→ Objective
Every line of the material below must be repeated exactly.

→ Extracted records

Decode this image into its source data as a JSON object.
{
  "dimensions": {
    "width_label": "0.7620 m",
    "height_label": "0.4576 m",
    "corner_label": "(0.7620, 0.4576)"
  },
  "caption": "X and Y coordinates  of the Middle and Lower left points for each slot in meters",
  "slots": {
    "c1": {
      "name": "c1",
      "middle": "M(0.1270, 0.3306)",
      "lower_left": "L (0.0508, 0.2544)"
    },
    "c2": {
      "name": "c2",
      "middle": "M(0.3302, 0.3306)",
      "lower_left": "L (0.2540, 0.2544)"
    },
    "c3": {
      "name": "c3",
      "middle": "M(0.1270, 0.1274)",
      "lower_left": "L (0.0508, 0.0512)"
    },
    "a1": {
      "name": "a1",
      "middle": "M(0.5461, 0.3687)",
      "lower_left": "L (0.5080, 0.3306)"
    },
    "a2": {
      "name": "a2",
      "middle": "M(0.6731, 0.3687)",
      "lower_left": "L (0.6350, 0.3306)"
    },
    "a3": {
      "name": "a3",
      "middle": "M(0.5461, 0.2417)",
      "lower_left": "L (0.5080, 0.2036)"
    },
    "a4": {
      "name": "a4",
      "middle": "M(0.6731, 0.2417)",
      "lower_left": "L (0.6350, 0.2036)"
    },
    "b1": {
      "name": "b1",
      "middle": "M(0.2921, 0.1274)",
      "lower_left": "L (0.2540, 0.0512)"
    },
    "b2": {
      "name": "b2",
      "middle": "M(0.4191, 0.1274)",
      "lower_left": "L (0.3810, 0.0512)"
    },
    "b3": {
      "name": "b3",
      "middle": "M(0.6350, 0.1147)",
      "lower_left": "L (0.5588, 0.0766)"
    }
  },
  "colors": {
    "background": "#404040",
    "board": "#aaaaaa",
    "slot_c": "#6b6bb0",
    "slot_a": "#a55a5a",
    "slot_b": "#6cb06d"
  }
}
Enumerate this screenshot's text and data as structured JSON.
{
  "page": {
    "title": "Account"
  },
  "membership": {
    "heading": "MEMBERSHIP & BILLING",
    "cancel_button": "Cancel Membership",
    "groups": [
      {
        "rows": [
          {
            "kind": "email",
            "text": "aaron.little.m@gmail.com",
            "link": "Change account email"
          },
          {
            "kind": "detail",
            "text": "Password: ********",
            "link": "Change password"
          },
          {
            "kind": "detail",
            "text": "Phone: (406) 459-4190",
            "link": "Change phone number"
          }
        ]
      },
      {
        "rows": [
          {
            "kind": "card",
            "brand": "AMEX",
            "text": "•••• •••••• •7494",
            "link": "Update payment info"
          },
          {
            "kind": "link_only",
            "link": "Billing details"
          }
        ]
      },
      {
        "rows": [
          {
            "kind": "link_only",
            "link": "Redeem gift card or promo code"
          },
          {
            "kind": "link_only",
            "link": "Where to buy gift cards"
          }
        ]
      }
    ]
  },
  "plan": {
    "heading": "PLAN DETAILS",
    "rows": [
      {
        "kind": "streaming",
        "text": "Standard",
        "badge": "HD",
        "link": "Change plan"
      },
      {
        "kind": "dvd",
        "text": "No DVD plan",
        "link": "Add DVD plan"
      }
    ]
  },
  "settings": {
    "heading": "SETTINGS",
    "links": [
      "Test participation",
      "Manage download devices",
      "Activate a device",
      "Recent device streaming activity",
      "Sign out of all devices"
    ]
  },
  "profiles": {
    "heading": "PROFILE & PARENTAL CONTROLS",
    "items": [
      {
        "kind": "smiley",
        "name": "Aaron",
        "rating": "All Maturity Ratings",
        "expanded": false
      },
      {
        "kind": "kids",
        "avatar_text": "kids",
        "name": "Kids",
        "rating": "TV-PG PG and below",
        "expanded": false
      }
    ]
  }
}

→ Reply
Decode this image into its source data as a JSON object.
{
  "dimensions": {
    "width_label": "0.7620 m",
    "height_label": "0.4576 m",
    "corner_label": "(0.7620, 0.4576)"
  },
  "caption": "X and Y coordinates  of the Middle and Lower left points for each slot in meters",
  "slots": {
    "c1": {
      "name": "c1",
      "middle": "M(0.1270, 0.3306)",
      "lower_left": "L (0.0508, 0.2544)"
    },
    "c2": {
      "name": "c2",
      "middle": "M(0.3302, 0.3306)",
      "lower_left": "L (0.2540, 0.2544)"
    },
    "c3": {
      "name": "c3",
      "middle": "M(0.1270, 0.1274)",
      "lower_left": "L (0.0508, 0.0512)"
    },
    "a1": {
      "name": "a1",
      "middle": "M(0.5461, 0.3687)",
      "lower_left": "L (0.5080, 0.3306)"
    },
    "a2": {
      "name": "a2",
      "middle": "M(0.6731, 0.3687)",
      "lower_left": "L (0.6350, 0.3306)"
    },
    "a3": {
      "name": "a3",
      "middle": "M(0.5461, 0.2417)",
      "lower_left": "L (0.5080, 0.2036)"
    },
    "a4": {
      "name": "a4",
      "middle": "M(0.6731, 0.2417)",
      "lower_left": "L (0.6350, 0.2036)"
    },
    "b1": {
      "name": "b1",
      "middle": "M(0.2921, 0.1274)",
      "lower_left": "L (0.2540, 0.0512)"
    },
    "b2": {
      "name": "b2",
      "middle": "M(0.4191, 0.1274)",
      "lower_left": "L (0.3810, 0.0512)"
    },
    "b3": {
      "name": "b3",
      "middle": "M(0.6350, 0.1147)",
      "lower_left": "L (0.5588, 0.0766)"
    }
  },
  "colors": {
    "background": "#404040",
    "board": "#aaaaaa",
    "slot_c": "#6b6bb0",
    "slot_a": "#a55a5a",
    "slot_b": "#6cb06d"
  }
}
Enumerate this screenshot's text and data as structured JSON.
{
  "page": {
    "title": "Account"
  },
  "membership": {
    "heading": "MEMBERSHIP & BILLING",
    "cancel_button": "Cancel Membership",
    "groups": [
      {
        "rows": [
          {
            "kind": "email",
            "text": "aaron.little.m@gmail.com",
            "link": "Change account email"
          },
          {
            "kind": "detail",
            "text": "Password: ********",
            "link": "Change password"
          },
          {
            "kind": "detail",
            "text": "Phone: (406) 459-4190",
            "link": "Change phone number"
          }
        ]
      },
      {
        "rows": [
          {
            "kind": "card",
            "brand": "AMEX",
            "text": "•••• •••••• •7494",
            "link": "Update payment info"
          },
          {
            "kind": "link_only",
            "link": "Billing details"
          }
        ]
      },
      {
        "rows": [
          {
            "kind": "link_only",
            "link": "Redeem gift card or promo code"
          },
          {
            "kind": "link_only",
            "link": "Where to buy gift cards"
          }
        ]
      }
    ]
  },
  "plan": {
    "heading": "PLAN DETAILS",
    "rows": [
      {
        "kind": "streaming",
        "text": "Standard",
        "badge": "HD",
        "link": "Change plan"
      },
      {
        "kind": "dvd",
        "text": "No DVD plan",
        "link": "Add DVD plan"
      }
    ]
  },
  "settings": {
    "heading": "SETTINGS",
    "links": [
      "Test participation",
      "Manage download devices",
      "Activate a device",
      "Recent device streaming activity",
      "Sign out of all devices"
    ]
  },
  "profiles": {
    "heading": "PROFILE & PARENTAL CONTROLS",
    "items": [
      {
        "kind": "smiley",
        "name": "Aaron",
        "rating": "All Maturity Ratings",
        "expanded": false
      },
      {
        "kind": "kids",
        "avatar_text": "kids",
        "name": "Kids",
        "rating": "TV-PG PG and below",
        "expanded": false
      }
    ]
  }
}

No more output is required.